- _SET PROBLEM_:
Copy all of the material word for word, except for the pictures.

- _MATERIAL FOR THIS EXERCISE_:
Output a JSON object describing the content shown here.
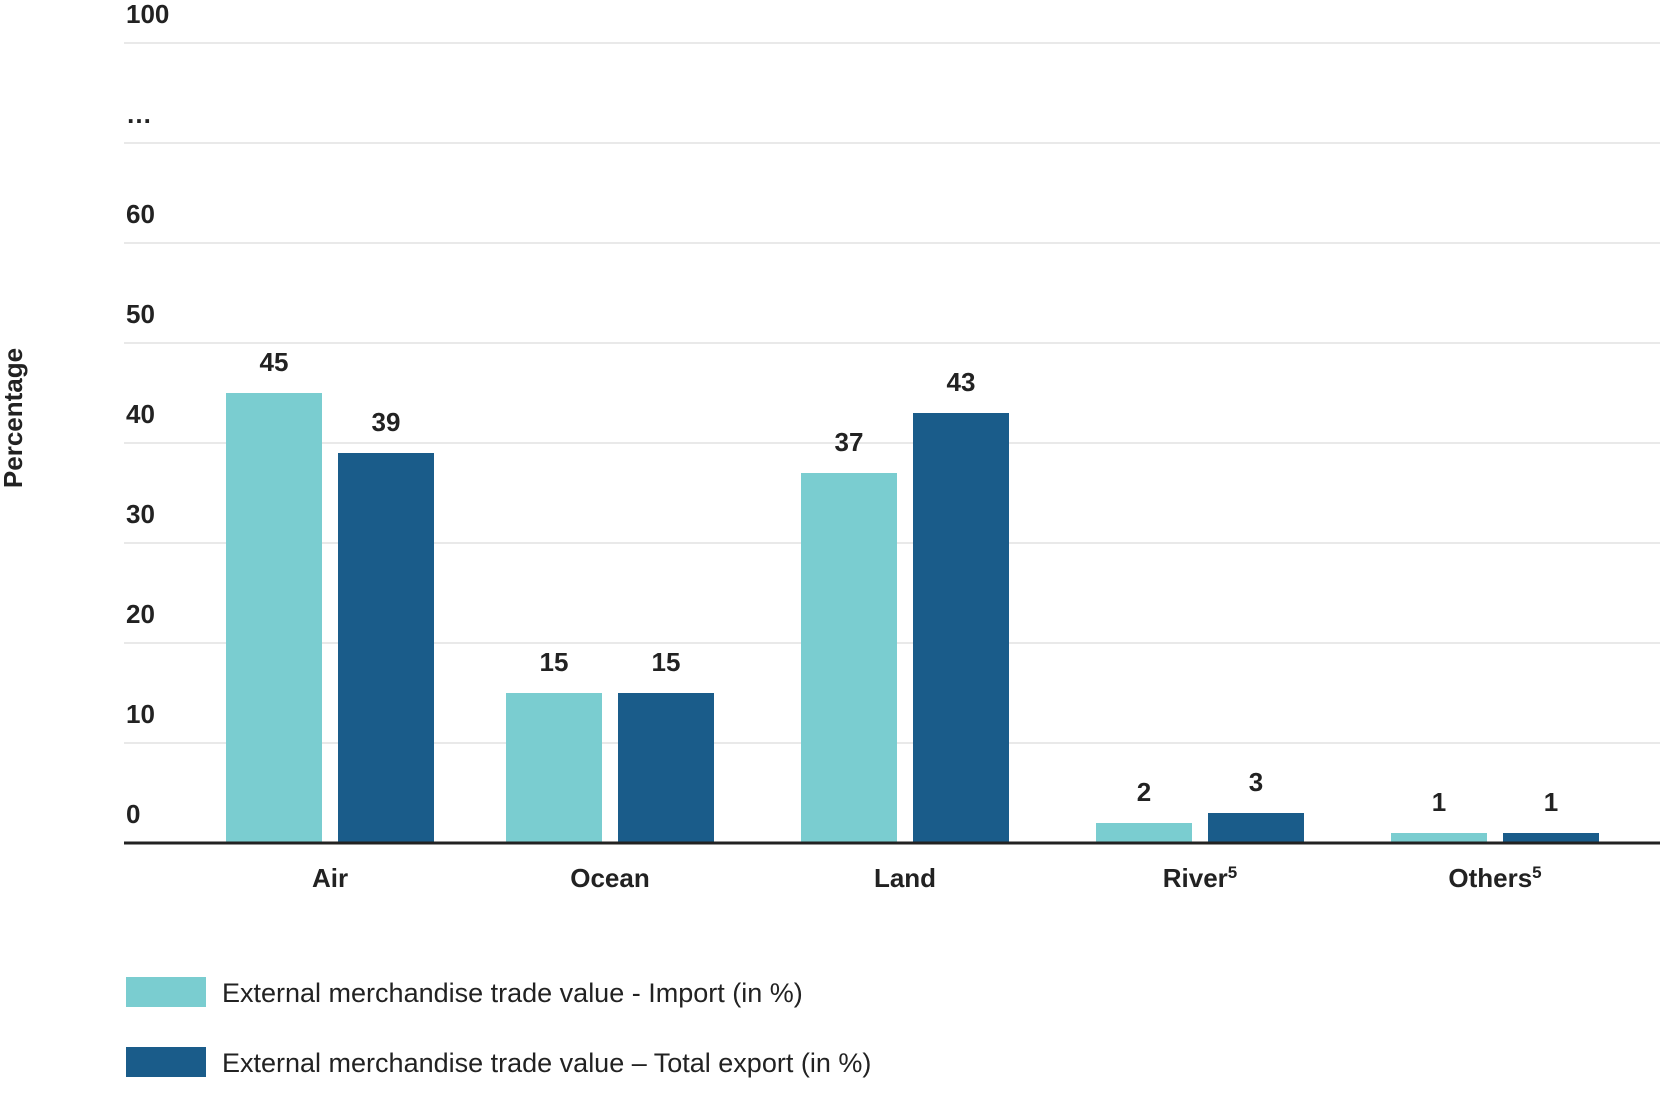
{
  "chart_data": {
    "type": "bar",
    "ylabel": "Percentage",
    "xlabel": "",
    "y_ticks": [
      "0",
      "10",
      "20",
      "30",
      "40",
      "50",
      "60",
      "…",
      "100"
    ],
    "categories": [
      {
        "label": "Air",
        "sup": ""
      },
      {
        "label": "Ocean",
        "sup": ""
      },
      {
        "label": "Land",
        "sup": ""
      },
      {
        "label": "River",
        "sup": "5"
      },
      {
        "label": "Others",
        "sup": "5"
      }
    ],
    "series": [
      {
        "name": "External merchandise trade value - Import (in %)",
        "color": "#7acdd0",
        "values": [
          45,
          15,
          37,
          2,
          1
        ]
      },
      {
        "name": "External merchandise trade value – Total export (in %)",
        "color": "#1a5c8a",
        "values": [
          39,
          15,
          43,
          3,
          1
        ]
      }
    ],
    "grid": true,
    "legend_position": "bottom-left",
    "axis_break": true
  }
}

- _TASK RESULT_:
Output a JSON object describing the content shown here.
{
  "chart_data": {
    "type": "bar",
    "ylabel": "Percentage",
    "xlabel": "",
    "y_ticks": [
      "0",
      "10",
      "20",
      "30",
      "40",
      "50",
      "60",
      "…",
      "100"
    ],
    "categories": [
      {
        "label": "Air",
        "sup": ""
      },
      {
        "label": "Ocean",
        "sup": ""
      },
      {
        "label": "Land",
        "sup": ""
      },
      {
        "label": "River",
        "sup": "5"
      },
      {
        "label": "Others",
        "sup": "5"
      }
    ],
    "series": [
      {
        "name": "External merchandise trade value - Import (in %)",
        "color": "#7acdd0",
        "values": [
          45,
          15,
          37,
          2,
          1
        ]
      },
      {
        "name": "External merchandise trade value – Total export (in %)",
        "color": "#1a5c8a",
        "values": [
          39,
          15,
          43,
          3,
          1
        ]
      }
    ],
    "grid": true,
    "legend_position": "bottom-left",
    "axis_break": true
  }
}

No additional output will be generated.